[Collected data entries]

###

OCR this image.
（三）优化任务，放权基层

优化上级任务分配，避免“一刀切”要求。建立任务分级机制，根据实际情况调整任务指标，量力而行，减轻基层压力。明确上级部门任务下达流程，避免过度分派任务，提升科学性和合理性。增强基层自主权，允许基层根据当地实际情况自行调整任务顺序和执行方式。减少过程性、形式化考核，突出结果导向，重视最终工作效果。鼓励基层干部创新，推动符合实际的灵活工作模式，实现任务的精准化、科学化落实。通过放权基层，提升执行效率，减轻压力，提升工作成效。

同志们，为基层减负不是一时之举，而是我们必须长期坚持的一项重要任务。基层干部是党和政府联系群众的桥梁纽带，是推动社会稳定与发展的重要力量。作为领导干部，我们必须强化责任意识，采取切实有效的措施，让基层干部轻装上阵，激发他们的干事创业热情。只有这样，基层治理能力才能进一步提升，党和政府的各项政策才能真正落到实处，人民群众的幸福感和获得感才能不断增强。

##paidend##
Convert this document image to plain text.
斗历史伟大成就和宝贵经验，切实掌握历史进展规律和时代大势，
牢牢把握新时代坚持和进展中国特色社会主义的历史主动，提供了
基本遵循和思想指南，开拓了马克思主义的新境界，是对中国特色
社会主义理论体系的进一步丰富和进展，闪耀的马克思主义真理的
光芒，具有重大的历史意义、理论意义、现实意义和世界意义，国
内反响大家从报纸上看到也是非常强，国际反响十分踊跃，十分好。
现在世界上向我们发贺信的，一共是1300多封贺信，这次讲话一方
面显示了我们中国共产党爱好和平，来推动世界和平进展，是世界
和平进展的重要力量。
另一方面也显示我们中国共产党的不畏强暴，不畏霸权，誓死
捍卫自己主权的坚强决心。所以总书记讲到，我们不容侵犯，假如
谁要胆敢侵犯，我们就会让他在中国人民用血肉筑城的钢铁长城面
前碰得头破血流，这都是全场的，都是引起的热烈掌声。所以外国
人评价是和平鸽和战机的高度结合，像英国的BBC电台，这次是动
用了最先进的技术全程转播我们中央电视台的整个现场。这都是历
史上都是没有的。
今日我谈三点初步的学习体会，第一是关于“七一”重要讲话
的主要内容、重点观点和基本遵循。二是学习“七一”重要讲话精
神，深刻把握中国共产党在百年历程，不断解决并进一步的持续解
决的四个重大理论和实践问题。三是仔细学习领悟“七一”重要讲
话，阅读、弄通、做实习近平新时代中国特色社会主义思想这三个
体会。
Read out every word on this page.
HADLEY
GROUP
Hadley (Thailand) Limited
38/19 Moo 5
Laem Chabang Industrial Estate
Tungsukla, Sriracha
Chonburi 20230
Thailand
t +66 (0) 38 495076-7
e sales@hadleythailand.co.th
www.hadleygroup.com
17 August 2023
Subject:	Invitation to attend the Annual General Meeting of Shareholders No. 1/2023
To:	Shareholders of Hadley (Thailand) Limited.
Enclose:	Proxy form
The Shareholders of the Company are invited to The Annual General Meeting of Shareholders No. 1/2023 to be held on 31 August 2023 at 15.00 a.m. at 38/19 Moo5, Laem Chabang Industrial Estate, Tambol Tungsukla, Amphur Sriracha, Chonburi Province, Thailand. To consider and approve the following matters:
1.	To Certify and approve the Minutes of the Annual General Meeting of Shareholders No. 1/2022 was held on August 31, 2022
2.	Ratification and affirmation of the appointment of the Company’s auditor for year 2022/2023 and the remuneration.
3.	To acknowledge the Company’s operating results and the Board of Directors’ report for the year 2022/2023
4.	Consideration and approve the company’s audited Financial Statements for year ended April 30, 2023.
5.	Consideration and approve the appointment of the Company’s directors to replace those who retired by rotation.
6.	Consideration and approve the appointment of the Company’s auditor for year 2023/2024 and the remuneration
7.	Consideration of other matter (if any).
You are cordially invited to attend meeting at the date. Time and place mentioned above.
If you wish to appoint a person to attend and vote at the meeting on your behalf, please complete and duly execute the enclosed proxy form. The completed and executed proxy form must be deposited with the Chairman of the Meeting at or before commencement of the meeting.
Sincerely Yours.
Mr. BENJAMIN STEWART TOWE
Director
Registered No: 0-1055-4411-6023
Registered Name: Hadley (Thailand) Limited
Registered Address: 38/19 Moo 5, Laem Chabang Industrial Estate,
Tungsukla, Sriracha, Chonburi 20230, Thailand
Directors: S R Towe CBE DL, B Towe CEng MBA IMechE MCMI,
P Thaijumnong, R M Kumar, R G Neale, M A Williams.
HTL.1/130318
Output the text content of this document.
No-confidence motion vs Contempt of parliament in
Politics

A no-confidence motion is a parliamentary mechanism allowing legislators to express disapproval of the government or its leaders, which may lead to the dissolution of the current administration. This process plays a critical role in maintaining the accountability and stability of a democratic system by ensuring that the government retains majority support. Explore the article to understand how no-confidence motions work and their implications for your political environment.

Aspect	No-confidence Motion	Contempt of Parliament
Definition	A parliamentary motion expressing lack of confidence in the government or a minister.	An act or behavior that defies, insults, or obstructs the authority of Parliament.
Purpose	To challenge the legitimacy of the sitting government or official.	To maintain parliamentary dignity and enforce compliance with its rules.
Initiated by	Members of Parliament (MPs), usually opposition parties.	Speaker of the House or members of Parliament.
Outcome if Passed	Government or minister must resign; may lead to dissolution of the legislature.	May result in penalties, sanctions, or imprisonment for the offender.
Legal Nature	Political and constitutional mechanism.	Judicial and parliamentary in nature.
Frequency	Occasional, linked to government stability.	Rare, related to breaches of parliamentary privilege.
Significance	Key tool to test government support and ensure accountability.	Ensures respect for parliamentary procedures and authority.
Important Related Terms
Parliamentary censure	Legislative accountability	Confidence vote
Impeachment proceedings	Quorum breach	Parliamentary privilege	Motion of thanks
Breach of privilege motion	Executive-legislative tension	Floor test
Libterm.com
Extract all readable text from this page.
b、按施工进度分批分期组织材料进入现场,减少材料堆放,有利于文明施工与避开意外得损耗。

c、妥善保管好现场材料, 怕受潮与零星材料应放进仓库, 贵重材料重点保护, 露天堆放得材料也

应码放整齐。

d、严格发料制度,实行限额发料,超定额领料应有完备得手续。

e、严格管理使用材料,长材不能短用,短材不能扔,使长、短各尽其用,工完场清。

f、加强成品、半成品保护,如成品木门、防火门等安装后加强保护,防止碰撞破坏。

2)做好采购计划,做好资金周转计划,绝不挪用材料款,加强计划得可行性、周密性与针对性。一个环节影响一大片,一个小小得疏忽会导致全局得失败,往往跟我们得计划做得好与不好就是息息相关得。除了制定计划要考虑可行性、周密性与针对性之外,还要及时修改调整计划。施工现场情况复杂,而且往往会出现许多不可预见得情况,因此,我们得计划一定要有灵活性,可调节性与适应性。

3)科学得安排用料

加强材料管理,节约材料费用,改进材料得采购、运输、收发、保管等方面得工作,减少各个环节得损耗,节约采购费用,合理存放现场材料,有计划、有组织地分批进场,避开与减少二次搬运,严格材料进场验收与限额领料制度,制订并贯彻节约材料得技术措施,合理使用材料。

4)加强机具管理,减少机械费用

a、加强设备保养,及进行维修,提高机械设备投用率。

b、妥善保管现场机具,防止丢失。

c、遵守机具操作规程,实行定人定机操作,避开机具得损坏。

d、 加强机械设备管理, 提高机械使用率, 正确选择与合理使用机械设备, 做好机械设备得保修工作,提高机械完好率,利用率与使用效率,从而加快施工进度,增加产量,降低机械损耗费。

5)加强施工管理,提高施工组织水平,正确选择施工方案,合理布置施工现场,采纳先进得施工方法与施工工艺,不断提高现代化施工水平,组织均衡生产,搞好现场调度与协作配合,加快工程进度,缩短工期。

###

▸ **Direction**
Retype every record above exactly as written.

▸ **Completed task**
OCR this image.
（三）优化任务，放权基层

优化上级任务分配，避免“一刀切”要求。建立任务分级机制，根据实际情况调整任务指标，量力而行，减轻基层压力。明确上级部门任务下达流程，避免过度分派任务，提升科学性和合理性。增强基层自主权，允许基层根据当地实际情况自行调整任务顺序和执行方式。减少过程性、形式化考核，突出结果导向，重视最终工作效果。鼓励基层干部创新，推动符合实际的灵活工作模式，实现任务的精准化、科学化落实。通过放权基层，提升执行效率，减轻压力，提升工作成效。

同志们，为基层减负不是一时之举，而是我们必须长期坚持的一项重要任务。基层干部是党和政府联系群众的桥梁纽带，是推动社会稳定与发展的重要力量。作为领导干部，我们必须强化责任意识，采取切实有效的措施，让基层干部轻装上阵，激发他们的干事创业热情。只有这样，基层治理能力才能进一步提升，党和政府的各项政策才能真正落到实处，人民群众的幸福感和获得感才能不断增强。

##paidend##
Convert this document image to plain text.
斗历史伟大成就和宝贵经验，切实掌握历史进展规律和时代大势，
牢牢把握新时代坚持和进展中国特色社会主义的历史主动，提供了
基本遵循和思想指南，开拓了马克思主义的新境界，是对中国特色
社会主义理论体系的进一步丰富和进展，闪耀的马克思主义真理的
光芒，具有重大的历史意义、理论意义、现实意义和世界意义，国
内反响大家从报纸上看到也是非常强，国际反响十分踊跃，十分好。
现在世界上向我们发贺信的，一共是1300多封贺信，这次讲话一方
面显示了我们中国共产党爱好和平，来推动世界和平进展，是世界
和平进展的重要力量。
另一方面也显示我们中国共产党的不畏强暴，不畏霸权，誓死
捍卫自己主权的坚强决心。所以总书记讲到，我们不容侵犯，假如
谁要胆敢侵犯，我们就会让他在中国人民用血肉筑城的钢铁长城面
前碰得头破血流，这都是全场的，都是引起的热烈掌声。所以外国
人评价是和平鸽和战机的高度结合，像英国的BBC电台，这次是动
用了最先进的技术全程转播我们中央电视台的整个现场。这都是历
史上都是没有的。
今日我谈三点初步的学习体会，第一是关于“七一”重要讲话
的主要内容、重点观点和基本遵循。二是学习“七一”重要讲话精
神，深刻把握中国共产党在百年历程，不断解决并进一步的持续解
决的四个重大理论和实践问题。三是仔细学习领悟“七一”重要讲
话，阅读、弄通、做实习近平新时代中国特色社会主义思想这三个
体会。
Read out every word on this page.
HADLEY
GROUP
Hadley (Thailand) Limited
38/19 Moo 5
Laem Chabang Industrial Estate
Tungsukla, Sriracha
Chonburi 20230
Thailand
t +66 (0) 38 495076-7
e sales@hadleythailand.co.th
www.hadleygroup.com
17 August 2023
Subject:	Invitation to attend the Annual General Meeting of Shareholders No. 1/2023
To:	Shareholders of Hadley (Thailand) Limited.
Enclose:	Proxy form
The Shareholders of the Company are invited to The Annual General Meeting of Shareholders No. 1/2023 to be held on 31 August 2023 at 15.00 a.m. at 38/19 Moo5, Laem Chabang Industrial Estate, Tambol Tungsukla, Amphur Sriracha, Chonburi Province, Thailand. To consider and approve the following matters:
1.	To Certify and approve the Minutes of the Annual General Meeting of Shareholders No. 1/2022 was held on August 31, 2022
2.	Ratification and affirmation of the appointment of the Company’s auditor for year 2022/2023 and the remuneration.
3.	To acknowledge the Company’s operating results and the Board of Directors’ report for the year 2022/2023
4.	Consideration and approve the company’s audited Financial Statements for year ended April 30, 2023.
5.	Consideration and approve the appointment of the Company’s directors to replace those who retired by rotation.
6.	Consideration and approve the appointment of the Company’s auditor for year 2023/2024 and the remuneration
7.	Consideration of other matter (if any).
You are cordially invited to attend meeting at the date. Time and place mentioned above.
If you wish to appoint a person to attend and vote at the meeting on your behalf, please complete and duly execute the enclosed proxy form. The completed and executed proxy form must be deposited with the Chairman of the Meeting at or before commencement of the meeting.
Sincerely Yours.
Mr. BENJAMIN STEWART TOWE
Director
Registered No: 0-1055-4411-6023
Registered Name: Hadley (Thailand) Limited
Registered Address: 38/19 Moo 5, Laem Chabang Industrial Estate,
Tungsukla, Sriracha, Chonburi 20230, Thailand
Directors: S R Towe CBE DL, B Towe CEng MBA IMechE MCMI,
P Thaijumnong, R M Kumar, R G Neale, M A Williams.
HTL.1/130318
Output the text content of this document.
No-confidence motion vs Contempt of parliament in
Politics

A no-confidence motion is a parliamentary mechanism allowing legislators to express disapproval of the government or its leaders, which may lead to the dissolution of the current administration. This process plays a critical role in maintaining the accountability and stability of a democratic system by ensuring that the government retains majority support. Explore the article to understand how no-confidence motions work and their implications for your political environment.

Aspect	No-confidence Motion	Contempt of Parliament
Definition	A parliamentary motion expressing lack of confidence in the government or a minister.	An act or behavior that defies, insults, or obstructs the authority of Parliament.
Purpose	To challenge the legitimacy of the sitting government or official.	To maintain parliamentary dignity and enforce compliance with its rules.
Initiated by	Members of Parliament (MPs), usually opposition parties.	Speaker of the House or members of Parliament.
Outcome if Passed	Government or minister must resign; may lead to dissolution of the legislature.	May result in penalties, sanctions, or imprisonment for the offender.
Legal Nature	Political and constitutional mechanism.	Judicial and parliamentary in nature.
Frequency	Occasional, linked to government stability.	Rare, related to breaches of parliamentary privilege.
Significance	Key tool to test government support and ensure accountability.	Ensures respect for parliamentary procedures and authority.
Important Related Terms
Parliamentary censure	Legislative accountability	Confidence vote
Impeachment proceedings	Quorum breach	Parliamentary privilege	Motion of thanks
Breach of privilege motion	Executive-legislative tension	Floor test
Libterm.com
Extract all readable text from this page.
b、按施工进度分批分期组织材料进入现场,减少材料堆放,有利于文明施工与避开意外得损耗。

c、妥善保管好现场材料, 怕受潮与零星材料应放进仓库, 贵重材料重点保护, 露天堆放得材料也

应码放整齐。

d、严格发料制度,实行限额发料,超定额领料应有完备得手续。

e、严格管理使用材料,长材不能短用,短材不能扔,使长、短各尽其用,工完场清。

f、加强成品、半成品保护,如成品木门、防火门等安装后加强保护,防止碰撞破坏。

2)做好采购计划,做好资金周转计划,绝不挪用材料款,加强计划得可行性、周密性与针对性。一个环节影响一大片,一个小小得疏忽会导致全局得失败,往往跟我们得计划做得好与不好就是息息相关得。除了制定计划要考虑可行性、周密性与针对性之外,还要及时修改调整计划。施工现场情况复杂,而且往往会出现许多不可预见得情况,因此,我们得计划一定要有灵活性,可调节性与适应性。

3)科学得安排用料

加强材料管理,节约材料费用,改进材料得采购、运输、收发、保管等方面得工作,减少各个环节得损耗,节约采购费用,合理存放现场材料,有计划、有组织地分批进场,避开与减少二次搬运,严格材料进场验收与限额领料制度,制订并贯彻节约材料得技术措施,合理使用材料。

4)加强机具管理,减少机械费用

a、加强设备保养,及进行维修,提高机械设备投用率。

b、妥善保管现场机具,防止丢失。

c、遵守机具操作规程,实行定人定机操作,避开机具得损坏。

d、 加强机械设备管理, 提高机械使用率, 正确选择与合理使用机械设备, 做好机械设备得保修工作,提高机械完好率,利用率与使用效率,从而加快施工进度,增加产量,降低机械损耗费。

5)加强施工管理,提高施工组织水平,正确选择施工方案,合理布置施工现场,采纳先进得施工方法与施工工艺,不断提高现代化施工水平,组织均衡生产,搞好现场调度与协作配合,加快工程进度,缩短工期。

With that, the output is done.